── Input rows ──
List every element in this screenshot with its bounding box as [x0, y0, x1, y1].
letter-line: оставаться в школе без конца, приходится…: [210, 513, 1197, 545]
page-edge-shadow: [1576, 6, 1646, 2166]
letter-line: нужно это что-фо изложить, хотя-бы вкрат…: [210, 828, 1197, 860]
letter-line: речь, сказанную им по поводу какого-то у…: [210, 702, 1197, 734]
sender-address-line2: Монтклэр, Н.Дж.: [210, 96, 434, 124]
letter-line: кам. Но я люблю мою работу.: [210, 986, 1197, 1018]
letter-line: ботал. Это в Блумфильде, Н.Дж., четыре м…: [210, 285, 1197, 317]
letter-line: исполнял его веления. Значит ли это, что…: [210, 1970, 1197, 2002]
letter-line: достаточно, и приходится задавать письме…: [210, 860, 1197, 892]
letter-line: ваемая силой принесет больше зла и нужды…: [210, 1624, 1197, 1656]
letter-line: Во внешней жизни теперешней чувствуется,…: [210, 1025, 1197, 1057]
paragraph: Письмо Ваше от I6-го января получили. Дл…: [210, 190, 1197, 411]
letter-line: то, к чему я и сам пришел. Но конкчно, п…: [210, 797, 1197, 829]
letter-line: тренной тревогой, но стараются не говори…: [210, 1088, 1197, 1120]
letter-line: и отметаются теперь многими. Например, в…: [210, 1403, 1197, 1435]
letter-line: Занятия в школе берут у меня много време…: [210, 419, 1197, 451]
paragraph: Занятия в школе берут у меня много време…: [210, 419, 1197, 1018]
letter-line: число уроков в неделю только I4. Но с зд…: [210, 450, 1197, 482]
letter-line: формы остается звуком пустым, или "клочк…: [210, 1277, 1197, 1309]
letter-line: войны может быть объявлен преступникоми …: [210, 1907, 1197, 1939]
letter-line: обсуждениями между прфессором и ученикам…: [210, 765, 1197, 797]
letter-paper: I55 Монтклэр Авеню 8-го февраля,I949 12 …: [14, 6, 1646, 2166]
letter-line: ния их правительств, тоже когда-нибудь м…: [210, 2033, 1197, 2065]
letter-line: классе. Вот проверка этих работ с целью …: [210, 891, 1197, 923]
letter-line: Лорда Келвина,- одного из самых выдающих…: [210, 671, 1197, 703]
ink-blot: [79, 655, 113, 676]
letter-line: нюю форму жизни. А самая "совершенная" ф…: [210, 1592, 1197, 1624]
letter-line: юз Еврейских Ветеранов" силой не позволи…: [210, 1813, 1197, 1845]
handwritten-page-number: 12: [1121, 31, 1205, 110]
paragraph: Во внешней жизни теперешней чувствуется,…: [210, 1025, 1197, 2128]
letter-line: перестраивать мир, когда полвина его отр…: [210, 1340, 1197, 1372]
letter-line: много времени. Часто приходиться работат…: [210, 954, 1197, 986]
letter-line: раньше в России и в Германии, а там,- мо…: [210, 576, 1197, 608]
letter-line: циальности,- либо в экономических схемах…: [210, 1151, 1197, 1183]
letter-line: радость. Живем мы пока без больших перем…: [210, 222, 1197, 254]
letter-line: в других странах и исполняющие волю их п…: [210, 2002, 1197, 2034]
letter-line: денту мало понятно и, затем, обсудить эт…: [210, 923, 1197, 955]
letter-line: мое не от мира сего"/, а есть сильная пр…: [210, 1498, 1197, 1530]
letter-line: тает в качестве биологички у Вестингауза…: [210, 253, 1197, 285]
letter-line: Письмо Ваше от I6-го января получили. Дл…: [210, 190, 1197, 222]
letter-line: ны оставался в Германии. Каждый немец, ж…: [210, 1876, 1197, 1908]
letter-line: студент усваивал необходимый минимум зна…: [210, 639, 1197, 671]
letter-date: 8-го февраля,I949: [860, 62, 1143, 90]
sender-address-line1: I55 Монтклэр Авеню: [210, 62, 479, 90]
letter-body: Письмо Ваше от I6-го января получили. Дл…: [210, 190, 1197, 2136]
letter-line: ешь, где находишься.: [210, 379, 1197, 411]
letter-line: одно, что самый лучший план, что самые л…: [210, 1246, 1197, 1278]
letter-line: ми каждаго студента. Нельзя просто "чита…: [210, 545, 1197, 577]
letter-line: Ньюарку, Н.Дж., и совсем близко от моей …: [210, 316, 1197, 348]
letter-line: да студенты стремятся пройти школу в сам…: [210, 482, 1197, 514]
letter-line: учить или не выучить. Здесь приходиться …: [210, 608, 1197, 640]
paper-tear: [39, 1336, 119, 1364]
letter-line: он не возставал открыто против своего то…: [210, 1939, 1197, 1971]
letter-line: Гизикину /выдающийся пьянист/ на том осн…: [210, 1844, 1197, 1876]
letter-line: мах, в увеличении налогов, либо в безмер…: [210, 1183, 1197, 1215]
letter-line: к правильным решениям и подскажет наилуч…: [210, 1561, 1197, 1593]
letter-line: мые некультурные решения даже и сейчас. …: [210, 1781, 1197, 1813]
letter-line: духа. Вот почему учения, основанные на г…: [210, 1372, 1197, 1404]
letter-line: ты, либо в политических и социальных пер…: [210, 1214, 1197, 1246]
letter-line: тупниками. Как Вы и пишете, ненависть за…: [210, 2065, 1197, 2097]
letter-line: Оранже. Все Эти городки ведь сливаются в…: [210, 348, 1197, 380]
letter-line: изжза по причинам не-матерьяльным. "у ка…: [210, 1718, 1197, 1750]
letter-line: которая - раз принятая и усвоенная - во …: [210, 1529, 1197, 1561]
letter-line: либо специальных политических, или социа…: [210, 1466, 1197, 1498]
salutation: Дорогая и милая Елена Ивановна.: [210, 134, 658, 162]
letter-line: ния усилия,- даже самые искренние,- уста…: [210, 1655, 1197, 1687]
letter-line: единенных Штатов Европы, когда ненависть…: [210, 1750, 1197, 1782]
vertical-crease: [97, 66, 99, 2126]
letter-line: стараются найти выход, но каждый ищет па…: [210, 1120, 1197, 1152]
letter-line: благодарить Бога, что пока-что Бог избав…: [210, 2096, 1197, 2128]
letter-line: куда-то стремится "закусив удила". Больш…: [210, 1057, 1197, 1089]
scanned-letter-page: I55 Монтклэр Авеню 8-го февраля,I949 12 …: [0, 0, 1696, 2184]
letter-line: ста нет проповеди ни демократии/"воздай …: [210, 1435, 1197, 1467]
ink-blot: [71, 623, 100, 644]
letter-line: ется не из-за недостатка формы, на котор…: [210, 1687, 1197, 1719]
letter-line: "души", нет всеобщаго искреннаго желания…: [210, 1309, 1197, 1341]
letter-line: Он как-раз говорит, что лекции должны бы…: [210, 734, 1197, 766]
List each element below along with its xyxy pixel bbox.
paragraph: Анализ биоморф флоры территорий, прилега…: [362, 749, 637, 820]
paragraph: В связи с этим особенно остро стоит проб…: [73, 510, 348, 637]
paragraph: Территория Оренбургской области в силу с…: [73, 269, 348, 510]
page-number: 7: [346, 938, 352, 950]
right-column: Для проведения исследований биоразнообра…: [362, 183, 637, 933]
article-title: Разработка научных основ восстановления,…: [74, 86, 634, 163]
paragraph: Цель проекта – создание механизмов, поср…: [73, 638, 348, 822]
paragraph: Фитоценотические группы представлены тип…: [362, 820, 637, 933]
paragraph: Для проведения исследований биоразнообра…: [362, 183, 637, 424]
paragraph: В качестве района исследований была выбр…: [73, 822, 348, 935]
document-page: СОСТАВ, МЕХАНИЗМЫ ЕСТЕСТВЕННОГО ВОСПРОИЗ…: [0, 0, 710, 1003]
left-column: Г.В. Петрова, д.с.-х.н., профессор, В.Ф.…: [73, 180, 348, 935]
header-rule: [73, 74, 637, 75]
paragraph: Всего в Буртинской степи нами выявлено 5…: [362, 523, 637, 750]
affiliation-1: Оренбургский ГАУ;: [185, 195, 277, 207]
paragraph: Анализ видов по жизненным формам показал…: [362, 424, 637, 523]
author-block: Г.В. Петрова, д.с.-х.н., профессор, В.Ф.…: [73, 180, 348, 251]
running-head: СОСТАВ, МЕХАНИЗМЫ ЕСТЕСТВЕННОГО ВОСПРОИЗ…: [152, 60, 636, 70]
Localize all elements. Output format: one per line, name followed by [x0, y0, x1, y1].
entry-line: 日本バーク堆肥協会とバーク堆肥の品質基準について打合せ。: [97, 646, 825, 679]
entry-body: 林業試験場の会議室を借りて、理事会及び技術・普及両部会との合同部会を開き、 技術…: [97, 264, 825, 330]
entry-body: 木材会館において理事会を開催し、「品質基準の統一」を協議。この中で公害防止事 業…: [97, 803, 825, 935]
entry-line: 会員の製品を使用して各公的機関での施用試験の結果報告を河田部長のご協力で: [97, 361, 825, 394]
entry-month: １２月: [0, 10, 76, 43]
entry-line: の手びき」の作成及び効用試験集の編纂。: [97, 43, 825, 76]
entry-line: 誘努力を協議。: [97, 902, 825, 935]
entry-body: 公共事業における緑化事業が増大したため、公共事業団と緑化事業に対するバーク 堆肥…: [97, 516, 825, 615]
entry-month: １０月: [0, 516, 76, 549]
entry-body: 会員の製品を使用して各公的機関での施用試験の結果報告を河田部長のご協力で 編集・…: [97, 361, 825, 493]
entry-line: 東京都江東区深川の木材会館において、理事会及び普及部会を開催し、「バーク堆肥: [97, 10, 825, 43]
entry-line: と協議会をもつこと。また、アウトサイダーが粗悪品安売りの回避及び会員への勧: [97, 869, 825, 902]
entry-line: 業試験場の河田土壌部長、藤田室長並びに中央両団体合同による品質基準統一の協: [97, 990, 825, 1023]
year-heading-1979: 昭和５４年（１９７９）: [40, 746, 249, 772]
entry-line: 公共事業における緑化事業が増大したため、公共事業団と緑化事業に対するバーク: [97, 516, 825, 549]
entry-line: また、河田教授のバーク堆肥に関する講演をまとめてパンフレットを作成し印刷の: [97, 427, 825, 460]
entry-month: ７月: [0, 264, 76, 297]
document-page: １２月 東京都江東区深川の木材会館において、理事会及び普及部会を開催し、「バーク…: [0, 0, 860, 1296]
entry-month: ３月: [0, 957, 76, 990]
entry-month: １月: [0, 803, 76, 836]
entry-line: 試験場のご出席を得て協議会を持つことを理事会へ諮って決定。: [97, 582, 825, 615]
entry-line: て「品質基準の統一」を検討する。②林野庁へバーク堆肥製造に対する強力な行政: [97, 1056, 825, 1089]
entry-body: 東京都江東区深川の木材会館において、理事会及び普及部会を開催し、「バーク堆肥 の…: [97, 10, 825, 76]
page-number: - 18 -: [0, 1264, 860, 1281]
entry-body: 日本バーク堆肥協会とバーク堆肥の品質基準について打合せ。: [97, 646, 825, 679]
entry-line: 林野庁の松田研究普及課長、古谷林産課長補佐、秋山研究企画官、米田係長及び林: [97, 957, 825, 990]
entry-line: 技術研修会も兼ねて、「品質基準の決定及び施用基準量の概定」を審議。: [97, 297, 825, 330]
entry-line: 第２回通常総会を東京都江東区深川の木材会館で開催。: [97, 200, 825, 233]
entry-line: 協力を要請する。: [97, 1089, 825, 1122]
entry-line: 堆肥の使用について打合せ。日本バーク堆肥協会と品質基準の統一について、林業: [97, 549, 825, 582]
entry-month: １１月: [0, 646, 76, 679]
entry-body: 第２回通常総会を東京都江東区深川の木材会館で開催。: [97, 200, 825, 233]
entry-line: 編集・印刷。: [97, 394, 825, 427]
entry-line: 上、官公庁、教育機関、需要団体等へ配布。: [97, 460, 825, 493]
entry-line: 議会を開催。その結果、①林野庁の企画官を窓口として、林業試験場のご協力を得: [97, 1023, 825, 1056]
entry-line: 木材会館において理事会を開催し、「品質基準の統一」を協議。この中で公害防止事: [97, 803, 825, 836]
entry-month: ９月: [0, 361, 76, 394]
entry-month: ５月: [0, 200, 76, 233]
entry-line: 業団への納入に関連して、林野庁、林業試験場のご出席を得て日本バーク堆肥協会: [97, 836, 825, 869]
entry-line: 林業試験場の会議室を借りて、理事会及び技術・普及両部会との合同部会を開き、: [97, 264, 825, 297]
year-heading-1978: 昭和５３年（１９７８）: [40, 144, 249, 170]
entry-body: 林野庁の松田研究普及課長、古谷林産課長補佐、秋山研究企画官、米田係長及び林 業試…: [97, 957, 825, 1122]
───
Please set down the lines above word for word, from the first line up to and including the line with "page-edge-shadow: [1576, 6, 1646, 2166]".

* Response
List every element in this screenshot with its bounding box as [x0, y0, x1, y1].
letter-line: оставаться в школе без конца, приходится…: [210, 513, 1197, 545]
page-edge-shadow: [1576, 6, 1646, 2166]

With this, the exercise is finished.